:: WRITTEN REQUEST ::
Search the entries for the word "cache" and pull out each line that has it.

:: RECORDS ::

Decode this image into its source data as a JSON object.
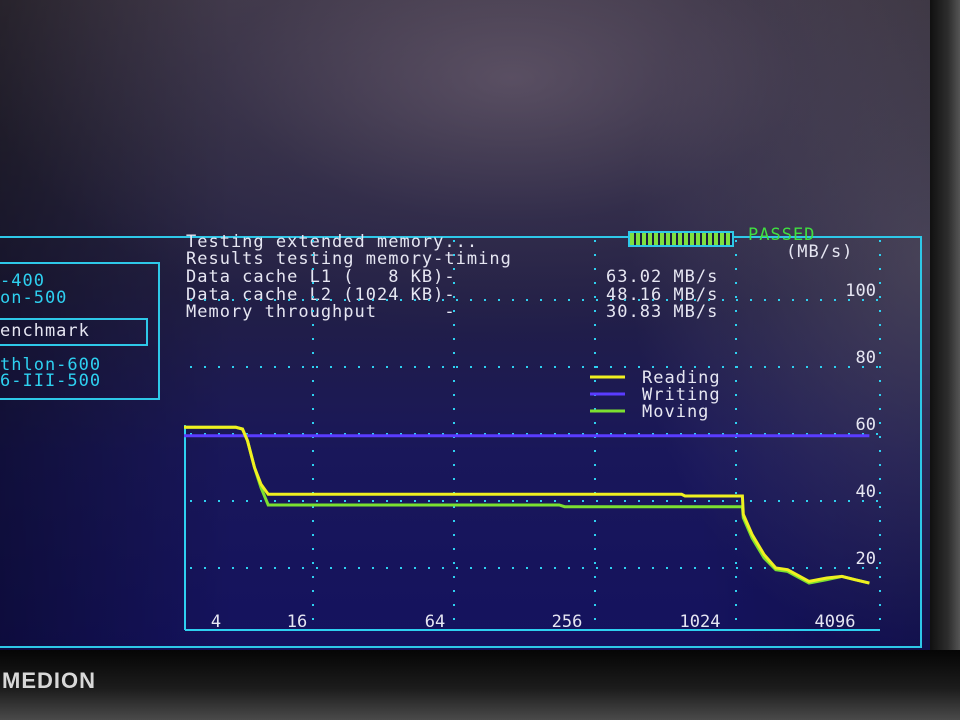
{
  "header": {
    "status_line": "Testing extended memory...",
    "status_badge": "PASSED",
    "results_title": "Results testing memory-timing",
    "unit": "(MB/s)",
    "rows": [
      {
        "label": "Data cache L1 (   8 KB)-",
        "value": "63.02 MB/s"
      },
      {
        "label": "Data cache L2 (1024 KB)-",
        "value": "48.16 MB/s"
      },
      {
        "label": "Memory throughput      -",
        "value": "30.83 MB/s"
      }
    ]
  },
  "left_panel": {
    "items": [
      "-400",
      "on-500",
      "enchmark",
      "thlon-600",
      "6-III-500"
    ],
    "selected": "enchmark"
  },
  "brand": "MEDION",
  "colors": {
    "reading": "#f0f020",
    "writing": "#5a3cff",
    "moving": "#7ce030",
    "grid": "#2ed0f0",
    "passed": "#40e040"
  },
  "chart_data": {
    "type": "line",
    "title": "",
    "xlabel": "",
    "ylabel": "(MB/s)",
    "x_scale": "log",
    "x_ticks": [
      4,
      16,
      64,
      256,
      1024,
      4096
    ],
    "x_tick_labels": [
      "4",
      "16",
      "64",
      "256",
      "1024",
      "4096"
    ],
    "y_ticks": [
      20,
      40,
      60,
      80,
      100
    ],
    "y_tick_labels": [
      "20",
      "40",
      "60",
      "80",
      "100"
    ],
    "ylim": [
      0,
      100
    ],
    "grid": true,
    "legend_position": "top-right",
    "series": [
      {
        "name": "Reading",
        "x": [
          4.5,
          7.5,
          8,
          8.4,
          9,
          9.6,
          10.3,
          600,
          620,
          1090,
          1100,
          1200,
          1350,
          1515,
          1700,
          2100,
          2500,
          2900,
          3300,
          3800
        ],
        "y": [
          62,
          62,
          61.5,
          58,
          50,
          45,
          42,
          42,
          41.5,
          41.5,
          36,
          30,
          24,
          20,
          19.5,
          16,
          17,
          17.5,
          16.5,
          15.5
        ]
      },
      {
        "name": "Writing",
        "x": [
          4.5,
          3800
        ],
        "y": [
          59.5,
          59.5
        ]
      },
      {
        "name": "Moving",
        "x": [
          4.5,
          7.5,
          8,
          8.4,
          9,
          9.6,
          10.3,
          180,
          190,
          1090,
          1100,
          1200,
          1350,
          1515,
          1700,
          2100,
          2500,
          2900,
          3300,
          3800
        ],
        "y": [
          62,
          62,
          61.5,
          58,
          50,
          44,
          38.8,
          38.8,
          38.3,
          38.3,
          35,
          29,
          23,
          19.5,
          19,
          15.5,
          16.5,
          17.5,
          16.5,
          15.5
        ]
      }
    ]
  }
}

:: REPLY ::
        "label": "Data cache L1 (   8 KB)-",
        "label": "Data cache L2 (1024 KB)-",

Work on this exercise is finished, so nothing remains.